**WHAT IS REQUIRED**: Retype the listing that follows, exactly as written.

**RECORD EXCERPTS**:
# # # # #

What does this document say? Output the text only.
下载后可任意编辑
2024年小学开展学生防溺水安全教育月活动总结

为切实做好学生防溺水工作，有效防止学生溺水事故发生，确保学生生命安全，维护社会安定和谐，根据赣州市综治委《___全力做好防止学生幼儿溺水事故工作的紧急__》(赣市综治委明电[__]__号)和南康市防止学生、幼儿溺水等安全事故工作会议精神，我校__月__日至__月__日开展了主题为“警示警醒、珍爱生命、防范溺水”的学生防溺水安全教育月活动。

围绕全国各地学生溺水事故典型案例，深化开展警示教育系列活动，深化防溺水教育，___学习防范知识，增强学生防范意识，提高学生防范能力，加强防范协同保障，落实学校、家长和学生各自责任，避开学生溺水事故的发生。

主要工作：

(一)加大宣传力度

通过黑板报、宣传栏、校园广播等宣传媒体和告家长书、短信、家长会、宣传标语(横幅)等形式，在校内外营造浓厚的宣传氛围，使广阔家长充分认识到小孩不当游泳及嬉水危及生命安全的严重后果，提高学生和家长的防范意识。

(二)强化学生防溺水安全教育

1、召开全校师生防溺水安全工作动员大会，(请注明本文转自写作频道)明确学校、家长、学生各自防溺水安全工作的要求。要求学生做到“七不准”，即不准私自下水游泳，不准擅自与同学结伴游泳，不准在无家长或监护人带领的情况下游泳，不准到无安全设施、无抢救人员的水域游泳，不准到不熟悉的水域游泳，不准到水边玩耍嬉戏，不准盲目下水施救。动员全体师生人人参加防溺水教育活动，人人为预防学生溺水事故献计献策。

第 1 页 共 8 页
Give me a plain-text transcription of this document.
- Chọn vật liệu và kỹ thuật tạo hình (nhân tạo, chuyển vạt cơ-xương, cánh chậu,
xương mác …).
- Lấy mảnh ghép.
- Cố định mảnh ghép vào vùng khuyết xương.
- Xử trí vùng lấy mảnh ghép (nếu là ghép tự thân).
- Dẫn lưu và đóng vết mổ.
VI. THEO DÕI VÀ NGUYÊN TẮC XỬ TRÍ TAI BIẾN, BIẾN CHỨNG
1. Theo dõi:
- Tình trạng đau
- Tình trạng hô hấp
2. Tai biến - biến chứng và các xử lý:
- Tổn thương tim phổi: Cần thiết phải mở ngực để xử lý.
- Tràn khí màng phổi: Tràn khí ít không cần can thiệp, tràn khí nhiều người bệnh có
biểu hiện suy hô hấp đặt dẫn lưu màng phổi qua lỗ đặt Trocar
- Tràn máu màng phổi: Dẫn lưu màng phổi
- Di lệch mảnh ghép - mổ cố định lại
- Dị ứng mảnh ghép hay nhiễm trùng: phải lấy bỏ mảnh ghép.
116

# # # # #

**TASK SOLUTION**:
What does this document say? Output the text only.
下载后可任意编辑
2024年小学开展学生防溺水安全教育月活动总结

为切实做好学生防溺水工作，有效防止学生溺水事故发生，确保学生生命安全，维护社会安定和谐，根据赣州市综治委《___全力做好防止学生幼儿溺水事故工作的紧急__》(赣市综治委明电[__]__号)和南康市防止学生、幼儿溺水等安全事故工作会议精神，我校__月__日至__月__日开展了主题为“警示警醒、珍爱生命、防范溺水”的学生防溺水安全教育月活动。

围绕全国各地学生溺水事故典型案例，深化开展警示教育系列活动，深化防溺水教育，___学习防范知识，增强学生防范意识，提高学生防范能力，加强防范协同保障，落实学校、家长和学生各自责任，避开学生溺水事故的发生。

主要工作：

(一)加大宣传力度

通过黑板报、宣传栏、校园广播等宣传媒体和告家长书、短信、家长会、宣传标语(横幅)等形式，在校内外营造浓厚的宣传氛围，使广阔家长充分认识到小孩不当游泳及嬉水危及生命安全的严重后果，提高学生和家长的防范意识。

(二)强化学生防溺水安全教育

1、召开全校师生防溺水安全工作动员大会，(请注明本文转自写作频道)明确学校、家长、学生各自防溺水安全工作的要求。要求学生做到“七不准”，即不准私自下水游泳，不准擅自与同学结伴游泳，不准在无家长或监护人带领的情况下游泳，不准到无安全设施、无抢救人员的水域游泳，不准到不熟悉的水域游泳，不准到水边玩耍嬉戏，不准盲目下水施救。动员全体师生人人参加防溺水教育活动，人人为预防学生溺水事故献计献策。

第 1 页 共 8 页
Give me a plain-text transcription of this document.
- Chọn vật liệu và kỹ thuật tạo hình (nhân tạo, chuyển vạt cơ-xương, cánh chậu,
xương mác …).
- Lấy mảnh ghép.
- Cố định mảnh ghép vào vùng khuyết xương.
- Xử trí vùng lấy mảnh ghép (nếu là ghép tự thân).
- Dẫn lưu và đóng vết mổ.
VI. THEO DÕI VÀ NGUYÊN TẮC XỬ TRÍ TAI BIẾN, BIẾN CHỨNG
1. Theo dõi:
- Tình trạng đau
- Tình trạng hô hấp
2. Tai biến - biến chứng và các xử lý:
- Tổn thương tim phổi: Cần thiết phải mở ngực để xử lý.
- Tràn khí màng phổi: Tràn khí ít không cần can thiệp, tràn khí nhiều người bệnh có
biểu hiện suy hô hấp đặt dẫn lưu màng phổi qua lỗ đặt Trocar
- Tràn máu màng phổi: Dẫn lưu màng phổi
- Di lệch mảnh ghép - mổ cố định lại
- Dị ứng mảnh ghép hay nhiễm trùng: phải lấy bỏ mảnh ghép.
116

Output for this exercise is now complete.